- EXERCISE: Transcribe every line of the records verbatim.

========================

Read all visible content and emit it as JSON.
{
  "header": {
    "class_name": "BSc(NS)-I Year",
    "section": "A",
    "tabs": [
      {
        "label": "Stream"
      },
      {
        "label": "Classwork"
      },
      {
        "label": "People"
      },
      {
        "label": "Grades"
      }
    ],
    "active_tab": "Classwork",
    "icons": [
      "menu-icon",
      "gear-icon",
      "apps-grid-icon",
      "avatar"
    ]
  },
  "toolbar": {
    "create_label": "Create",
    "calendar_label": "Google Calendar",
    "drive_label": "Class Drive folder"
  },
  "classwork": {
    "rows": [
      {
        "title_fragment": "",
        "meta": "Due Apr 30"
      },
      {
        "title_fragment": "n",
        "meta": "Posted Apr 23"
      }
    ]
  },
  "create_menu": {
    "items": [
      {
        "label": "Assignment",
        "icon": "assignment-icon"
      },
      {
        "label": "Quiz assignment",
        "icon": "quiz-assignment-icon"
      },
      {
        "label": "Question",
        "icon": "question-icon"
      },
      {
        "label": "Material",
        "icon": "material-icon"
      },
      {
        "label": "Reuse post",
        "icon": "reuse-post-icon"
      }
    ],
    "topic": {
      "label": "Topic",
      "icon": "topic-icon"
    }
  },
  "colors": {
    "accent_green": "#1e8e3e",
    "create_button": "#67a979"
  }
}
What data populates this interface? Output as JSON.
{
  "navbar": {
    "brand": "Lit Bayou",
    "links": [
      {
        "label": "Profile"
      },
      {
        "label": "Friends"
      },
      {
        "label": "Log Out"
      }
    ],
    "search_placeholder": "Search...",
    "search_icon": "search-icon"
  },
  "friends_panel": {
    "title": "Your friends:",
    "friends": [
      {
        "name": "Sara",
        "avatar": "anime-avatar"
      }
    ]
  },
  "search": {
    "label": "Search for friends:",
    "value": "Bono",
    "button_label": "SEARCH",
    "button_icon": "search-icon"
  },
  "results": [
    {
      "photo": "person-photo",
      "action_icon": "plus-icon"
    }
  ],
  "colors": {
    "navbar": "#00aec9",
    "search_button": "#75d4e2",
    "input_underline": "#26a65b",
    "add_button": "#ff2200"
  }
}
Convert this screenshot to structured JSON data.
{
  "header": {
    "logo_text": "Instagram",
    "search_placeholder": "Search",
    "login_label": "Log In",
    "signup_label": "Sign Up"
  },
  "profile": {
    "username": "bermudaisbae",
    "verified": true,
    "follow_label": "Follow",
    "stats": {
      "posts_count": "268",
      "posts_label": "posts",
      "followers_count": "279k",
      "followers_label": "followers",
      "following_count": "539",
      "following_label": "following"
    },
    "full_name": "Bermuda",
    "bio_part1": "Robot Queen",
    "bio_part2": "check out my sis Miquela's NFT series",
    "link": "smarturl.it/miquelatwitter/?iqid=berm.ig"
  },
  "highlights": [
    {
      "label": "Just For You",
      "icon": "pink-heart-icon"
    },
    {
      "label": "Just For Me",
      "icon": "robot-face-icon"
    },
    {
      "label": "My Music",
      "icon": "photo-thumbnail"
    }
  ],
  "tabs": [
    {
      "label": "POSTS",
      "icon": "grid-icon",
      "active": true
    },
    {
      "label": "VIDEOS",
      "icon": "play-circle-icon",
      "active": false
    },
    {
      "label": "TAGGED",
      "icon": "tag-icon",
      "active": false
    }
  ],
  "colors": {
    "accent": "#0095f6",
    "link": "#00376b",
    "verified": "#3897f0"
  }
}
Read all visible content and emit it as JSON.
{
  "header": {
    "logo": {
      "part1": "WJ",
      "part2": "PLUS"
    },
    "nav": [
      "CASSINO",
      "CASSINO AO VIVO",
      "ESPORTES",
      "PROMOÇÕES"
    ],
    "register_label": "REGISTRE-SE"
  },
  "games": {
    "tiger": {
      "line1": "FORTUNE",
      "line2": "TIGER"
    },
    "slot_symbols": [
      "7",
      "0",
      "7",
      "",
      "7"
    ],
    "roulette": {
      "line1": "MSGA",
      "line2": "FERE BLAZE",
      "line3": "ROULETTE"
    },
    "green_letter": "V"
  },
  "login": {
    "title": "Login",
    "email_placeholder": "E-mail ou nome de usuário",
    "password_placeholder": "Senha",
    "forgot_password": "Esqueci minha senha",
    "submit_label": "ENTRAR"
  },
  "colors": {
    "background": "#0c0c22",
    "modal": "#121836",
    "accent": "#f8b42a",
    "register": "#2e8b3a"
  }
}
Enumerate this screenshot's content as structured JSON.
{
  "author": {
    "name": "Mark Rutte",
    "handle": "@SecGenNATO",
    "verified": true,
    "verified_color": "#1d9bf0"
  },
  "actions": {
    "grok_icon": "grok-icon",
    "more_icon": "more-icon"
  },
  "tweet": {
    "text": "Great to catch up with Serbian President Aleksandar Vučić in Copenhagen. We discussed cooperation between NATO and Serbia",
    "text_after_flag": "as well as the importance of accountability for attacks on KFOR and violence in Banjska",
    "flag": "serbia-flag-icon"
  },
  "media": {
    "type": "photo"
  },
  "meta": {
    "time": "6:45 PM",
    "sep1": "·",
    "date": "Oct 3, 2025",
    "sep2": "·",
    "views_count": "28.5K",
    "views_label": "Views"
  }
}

========================

- THE SOLUTION:
Read all visible content and emit it as JSON.
{
  "header": {
    "class_name": "BSc(NS)-I Year",
    "section": "A",
    "tabs": [
      {
        "label": "Stream"
      },
      {
        "label": "Classwork"
      },
      {
        "label": "People"
      },
      {
        "label": "Grades"
      }
    ],
    "active_tab": "Classwork",
    "icons": [
      "menu-icon",
      "gear-icon",
      "apps-grid-icon",
      "avatar"
    ]
  },
  "toolbar": {
    "create_label": "Create",
    "calendar_label": "Google Calendar",
    "drive_label": "Class Drive folder"
  },
  "classwork": {
    "rows": [
      {
        "title_fragment": "",
        "meta": "Due Apr 30"
      },
      {
        "title_fragment": "n",
        "meta": "Posted Apr 23"
      }
    ]
  },
  "create_menu": {
    "items": [
      {
        "label": "Assignment",
        "icon": "assignment-icon"
      },
      {
        "label": "Quiz assignment",
        "icon": "quiz-assignment-icon"
      },
      {
        "label": "Question",
        "icon": "question-icon"
      },
      {
        "label": "Material",
        "icon": "material-icon"
      },
      {
        "label": "Reuse post",
        "icon": "reuse-post-icon"
      }
    ],
    "topic": {
      "label": "Topic",
      "icon": "topic-icon"
    }
  },
  "colors": {
    "accent_green": "#1e8e3e",
    "create_button": "#67a979"
  }
}
What data populates this interface? Output as JSON.
{
  "navbar": {
    "brand": "Lit Bayou",
    "links": [
      {
        "label": "Profile"
      },
      {
        "label": "Friends"
      },
      {
        "label": "Log Out"
      }
    ],
    "search_placeholder": "Search...",
    "search_icon": "search-icon"
  },
  "friends_panel": {
    "title": "Your friends:",
    "friends": [
      {
        "name": "Sara",
        "avatar": "anime-avatar"
      }
    ]
  },
  "search": {
    "label": "Search for friends:",
    "value": "Bono",
    "button_label": "SEARCH",
    "button_icon": "search-icon"
  },
  "results": [
    {
      "photo": "person-photo",
      "action_icon": "plus-icon"
    }
  ],
  "colors": {
    "navbar": "#00aec9",
    "search_button": "#75d4e2",
    "input_underline": "#26a65b",
    "add_button": "#ff2200"
  }
}
Convert this screenshot to structured JSON data.
{
  "header": {
    "logo_text": "Instagram",
    "search_placeholder": "Search",
    "login_label": "Log In",
    "signup_label": "Sign Up"
  },
  "profile": {
    "username": "bermudaisbae",
    "verified": true,
    "follow_label": "Follow",
    "stats": {
      "posts_count": "268",
      "posts_label": "posts",
      "followers_count": "279k",
      "followers_label": "followers",
      "following_count": "539",
      "following_label": "following"
    },
    "full_name": "Bermuda",
    "bio_part1": "Robot Queen",
    "bio_part2": "check out my sis Miquela's NFT series",
    "link": "smarturl.it/miquelatwitter/?iqid=berm.ig"
  },
  "highlights": [
    {
      "label": "Just For You",
      "icon": "pink-heart-icon"
    },
    {
      "label": "Just For Me",
      "icon": "robot-face-icon"
    },
    {
      "label": "My Music",
      "icon": "photo-thumbnail"
    }
  ],
  "tabs": [
    {
      "label": "POSTS",
      "icon": "grid-icon",
      "active": true
    },
    {
      "label": "VIDEOS",
      "icon": "play-circle-icon",
      "active": false
    },
    {
      "label": "TAGGED",
      "icon": "tag-icon",
      "active": false
    }
  ],
  "colors": {
    "accent": "#0095f6",
    "link": "#00376b",
    "verified": "#3897f0"
  }
}
Read all visible content and emit it as JSON.
{
  "header": {
    "logo": {
      "part1": "WJ",
      "part2": "PLUS"
    },
    "nav": [
      "CASSINO",
      "CASSINO AO VIVO",
      "ESPORTES",
      "PROMOÇÕES"
    ],
    "register_label": "REGISTRE-SE"
  },
  "games": {
    "tiger": {
      "line1": "FORTUNE",
      "line2": "TIGER"
    },
    "slot_symbols": [
      "7",
      "0",
      "7",
      "",
      "7"
    ],
    "roulette": {
      "line1": "MSGA",
      "line2": "FERE BLAZE",
      "line3": "ROULETTE"
    },
    "green_letter": "V"
  },
  "login": {
    "title": "Login",
    "email_placeholder": "E-mail ou nome de usuário",
    "password_placeholder": "Senha",
    "forgot_password": "Esqueci minha senha",
    "submit_label": "ENTRAR"
  },
  "colors": {
    "background": "#0c0c22",
    "modal": "#121836",
    "accent": "#f8b42a",
    "register": "#2e8b3a"
  }
}
Enumerate this screenshot's content as structured JSON.
{
  "author": {
    "name": "Mark Rutte",
    "handle": "@SecGenNATO",
    "verified": true,
    "verified_color": "#1d9bf0"
  },
  "actions": {
    "grok_icon": "grok-icon",
    "more_icon": "more-icon"
  },
  "tweet": {
    "text": "Great to catch up with Serbian President Aleksandar Vučić in Copenhagen. We discussed cooperation between NATO and Serbia",
    "text_after_flag": "as well as the importance of accountability for attacks on KFOR and violence in Banjska",
    "flag": "serbia-flag-icon"
  },
  "media": {
    "type": "photo"
  },
  "meta": {
    "time": "6:45 PM",
    "sep1": "·",
    "date": "Oct 3, 2025",
    "sep2": "·",
    "views_count": "28.5K",
    "views_label": "Views"
  }
}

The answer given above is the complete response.